**WORK TO BE COMPLETED**.
Go through the entries below and pick out every line with "IBIL".

**INPUT**.
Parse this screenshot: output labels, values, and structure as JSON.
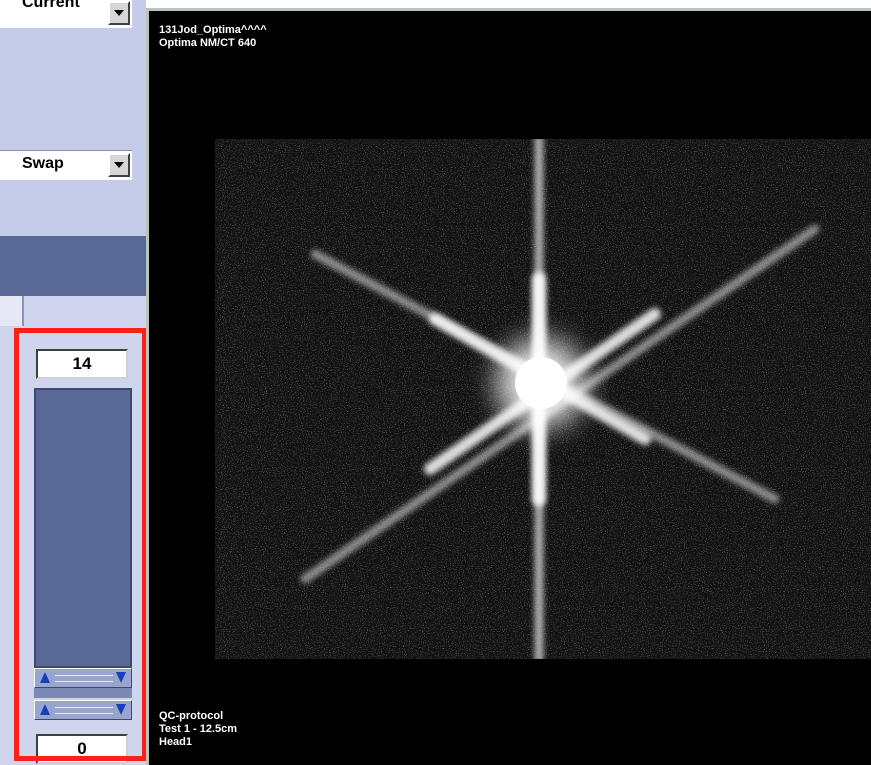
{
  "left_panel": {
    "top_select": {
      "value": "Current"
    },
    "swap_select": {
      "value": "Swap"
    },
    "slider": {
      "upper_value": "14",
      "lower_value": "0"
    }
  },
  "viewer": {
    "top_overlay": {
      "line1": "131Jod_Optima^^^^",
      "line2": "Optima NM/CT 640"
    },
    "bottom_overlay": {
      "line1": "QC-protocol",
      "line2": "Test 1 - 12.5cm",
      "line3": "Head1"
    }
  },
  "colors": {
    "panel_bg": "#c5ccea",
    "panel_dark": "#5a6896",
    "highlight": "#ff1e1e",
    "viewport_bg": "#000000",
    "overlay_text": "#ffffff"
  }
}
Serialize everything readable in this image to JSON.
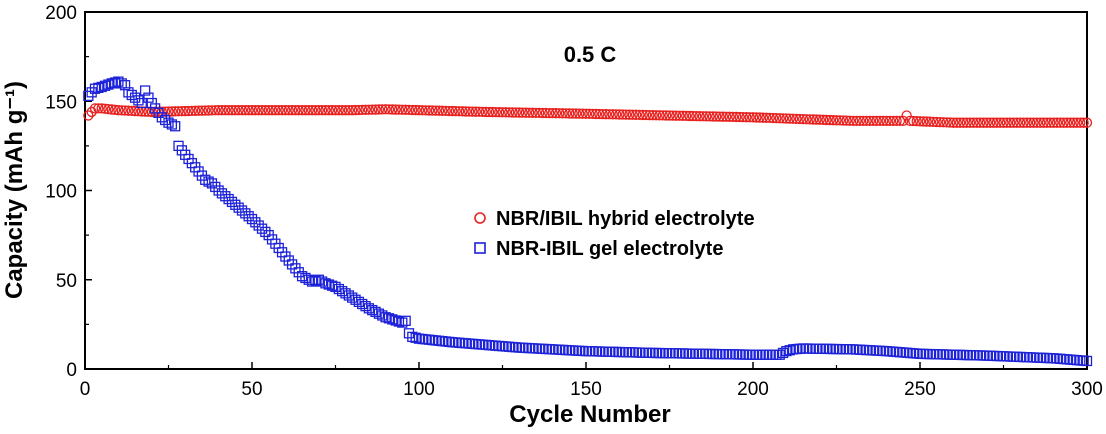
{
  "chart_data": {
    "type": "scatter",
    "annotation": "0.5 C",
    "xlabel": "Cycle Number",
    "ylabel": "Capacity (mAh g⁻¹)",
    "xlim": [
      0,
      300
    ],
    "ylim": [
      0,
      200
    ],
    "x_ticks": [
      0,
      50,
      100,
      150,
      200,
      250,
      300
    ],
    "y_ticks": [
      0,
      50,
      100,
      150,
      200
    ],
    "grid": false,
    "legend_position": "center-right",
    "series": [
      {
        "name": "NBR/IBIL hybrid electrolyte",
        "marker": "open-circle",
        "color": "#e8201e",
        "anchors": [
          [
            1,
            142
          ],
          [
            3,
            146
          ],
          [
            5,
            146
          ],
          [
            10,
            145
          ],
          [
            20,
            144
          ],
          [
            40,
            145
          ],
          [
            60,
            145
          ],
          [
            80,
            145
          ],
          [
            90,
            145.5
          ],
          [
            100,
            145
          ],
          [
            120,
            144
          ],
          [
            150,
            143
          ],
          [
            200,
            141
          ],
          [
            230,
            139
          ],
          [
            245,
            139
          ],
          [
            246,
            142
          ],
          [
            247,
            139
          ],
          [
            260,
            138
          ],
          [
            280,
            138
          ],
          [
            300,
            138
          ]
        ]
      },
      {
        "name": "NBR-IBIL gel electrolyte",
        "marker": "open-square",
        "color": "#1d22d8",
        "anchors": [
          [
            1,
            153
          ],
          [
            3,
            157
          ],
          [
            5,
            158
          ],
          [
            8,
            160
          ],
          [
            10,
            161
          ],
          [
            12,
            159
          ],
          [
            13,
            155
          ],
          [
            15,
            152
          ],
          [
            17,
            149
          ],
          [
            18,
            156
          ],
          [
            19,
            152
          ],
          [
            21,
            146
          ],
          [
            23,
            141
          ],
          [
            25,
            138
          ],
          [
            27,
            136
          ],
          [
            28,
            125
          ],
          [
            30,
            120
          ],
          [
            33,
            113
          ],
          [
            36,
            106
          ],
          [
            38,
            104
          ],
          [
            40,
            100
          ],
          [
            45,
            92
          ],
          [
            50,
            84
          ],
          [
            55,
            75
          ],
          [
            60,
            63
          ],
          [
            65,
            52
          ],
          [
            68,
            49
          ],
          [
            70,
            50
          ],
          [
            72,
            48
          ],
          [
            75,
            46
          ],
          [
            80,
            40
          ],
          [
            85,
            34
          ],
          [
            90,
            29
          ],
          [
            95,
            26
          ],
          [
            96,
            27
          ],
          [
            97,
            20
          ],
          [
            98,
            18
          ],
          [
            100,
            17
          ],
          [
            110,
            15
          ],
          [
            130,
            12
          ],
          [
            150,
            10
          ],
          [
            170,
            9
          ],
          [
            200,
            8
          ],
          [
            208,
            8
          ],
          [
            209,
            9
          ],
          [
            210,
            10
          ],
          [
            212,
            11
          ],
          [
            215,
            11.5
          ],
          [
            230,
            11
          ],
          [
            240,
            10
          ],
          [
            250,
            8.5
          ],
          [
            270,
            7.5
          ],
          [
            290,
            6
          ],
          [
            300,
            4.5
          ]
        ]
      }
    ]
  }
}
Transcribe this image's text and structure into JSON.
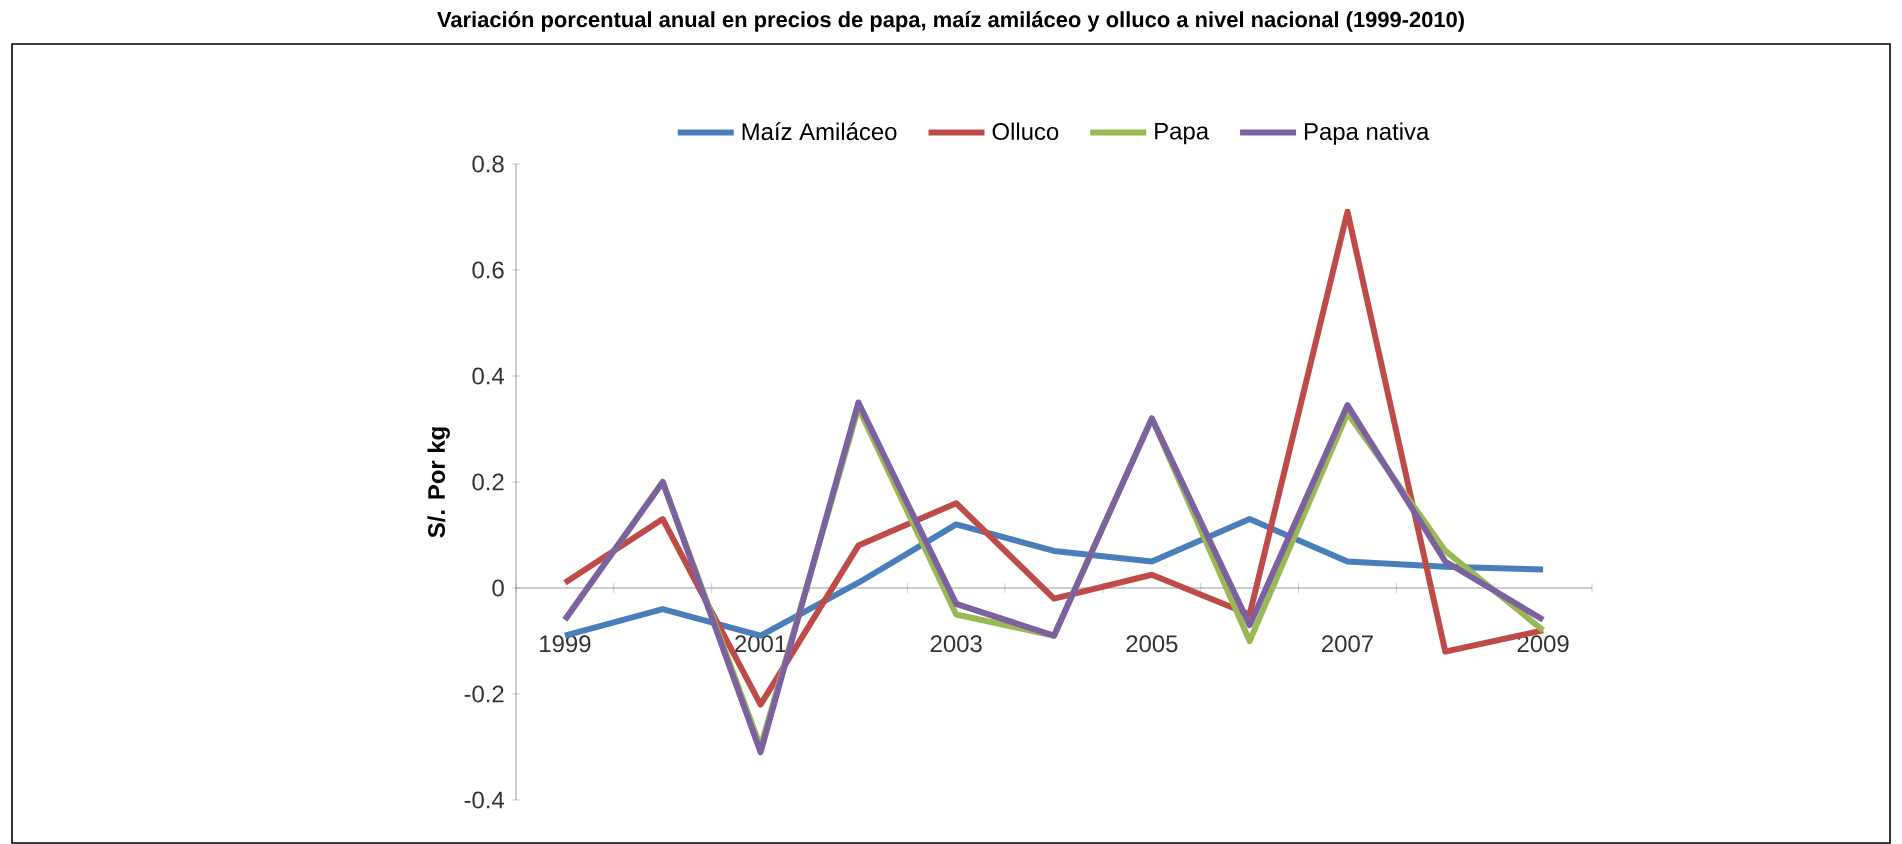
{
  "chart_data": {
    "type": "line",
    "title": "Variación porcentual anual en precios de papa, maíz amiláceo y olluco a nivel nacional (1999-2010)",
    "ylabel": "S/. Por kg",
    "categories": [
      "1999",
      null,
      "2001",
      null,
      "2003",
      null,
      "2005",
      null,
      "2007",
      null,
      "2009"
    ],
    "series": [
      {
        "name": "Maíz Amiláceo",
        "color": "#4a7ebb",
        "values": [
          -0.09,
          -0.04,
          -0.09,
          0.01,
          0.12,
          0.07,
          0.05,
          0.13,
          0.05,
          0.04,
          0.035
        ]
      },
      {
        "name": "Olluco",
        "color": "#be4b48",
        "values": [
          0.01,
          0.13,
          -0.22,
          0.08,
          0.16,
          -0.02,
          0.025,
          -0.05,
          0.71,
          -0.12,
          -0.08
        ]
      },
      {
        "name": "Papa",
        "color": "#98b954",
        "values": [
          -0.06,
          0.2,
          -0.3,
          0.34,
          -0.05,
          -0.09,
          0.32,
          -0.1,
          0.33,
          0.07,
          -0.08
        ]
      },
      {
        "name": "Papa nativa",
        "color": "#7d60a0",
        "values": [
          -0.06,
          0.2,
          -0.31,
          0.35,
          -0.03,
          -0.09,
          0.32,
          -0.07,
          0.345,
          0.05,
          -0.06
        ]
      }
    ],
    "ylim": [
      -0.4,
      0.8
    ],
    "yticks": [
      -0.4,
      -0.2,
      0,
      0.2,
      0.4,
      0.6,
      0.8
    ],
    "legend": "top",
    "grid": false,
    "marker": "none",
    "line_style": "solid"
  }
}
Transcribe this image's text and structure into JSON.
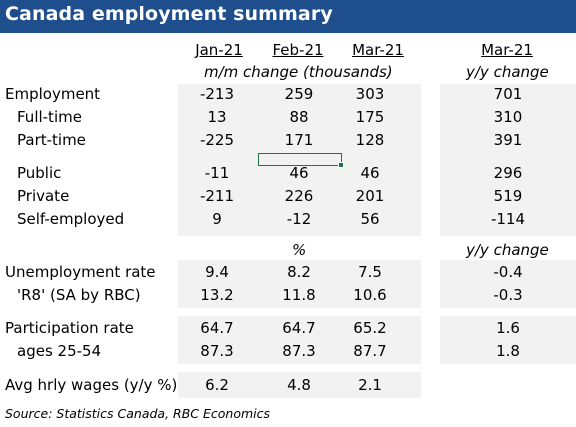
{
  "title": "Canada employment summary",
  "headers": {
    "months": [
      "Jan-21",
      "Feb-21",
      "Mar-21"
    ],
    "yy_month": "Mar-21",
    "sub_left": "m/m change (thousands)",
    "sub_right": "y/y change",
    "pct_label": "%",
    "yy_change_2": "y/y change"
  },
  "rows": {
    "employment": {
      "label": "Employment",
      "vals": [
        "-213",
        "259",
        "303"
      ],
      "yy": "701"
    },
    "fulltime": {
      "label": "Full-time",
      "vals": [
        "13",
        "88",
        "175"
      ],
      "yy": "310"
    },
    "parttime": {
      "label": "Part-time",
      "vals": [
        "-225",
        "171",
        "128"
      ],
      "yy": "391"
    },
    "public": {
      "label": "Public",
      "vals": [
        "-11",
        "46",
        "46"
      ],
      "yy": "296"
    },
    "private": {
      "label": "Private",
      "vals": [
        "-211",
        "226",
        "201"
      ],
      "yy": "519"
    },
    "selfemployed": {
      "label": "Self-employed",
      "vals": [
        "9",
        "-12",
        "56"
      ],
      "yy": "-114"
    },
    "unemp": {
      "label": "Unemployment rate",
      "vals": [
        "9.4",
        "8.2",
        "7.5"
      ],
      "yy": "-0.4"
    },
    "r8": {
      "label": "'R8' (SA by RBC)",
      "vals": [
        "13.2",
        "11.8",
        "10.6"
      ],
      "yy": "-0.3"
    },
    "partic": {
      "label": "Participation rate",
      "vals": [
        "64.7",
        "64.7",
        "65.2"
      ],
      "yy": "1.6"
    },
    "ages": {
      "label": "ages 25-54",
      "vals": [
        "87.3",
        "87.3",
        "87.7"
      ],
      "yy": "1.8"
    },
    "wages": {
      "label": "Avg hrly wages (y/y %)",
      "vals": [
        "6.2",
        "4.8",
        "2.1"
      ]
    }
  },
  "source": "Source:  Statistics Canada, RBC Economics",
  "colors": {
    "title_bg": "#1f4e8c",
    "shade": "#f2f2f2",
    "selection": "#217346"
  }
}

**CORRECT ANSWER**.
        "name": "NBR/IBIL hybrid electrolyte",
        "name": "NBR-IBIL gel electrolyte",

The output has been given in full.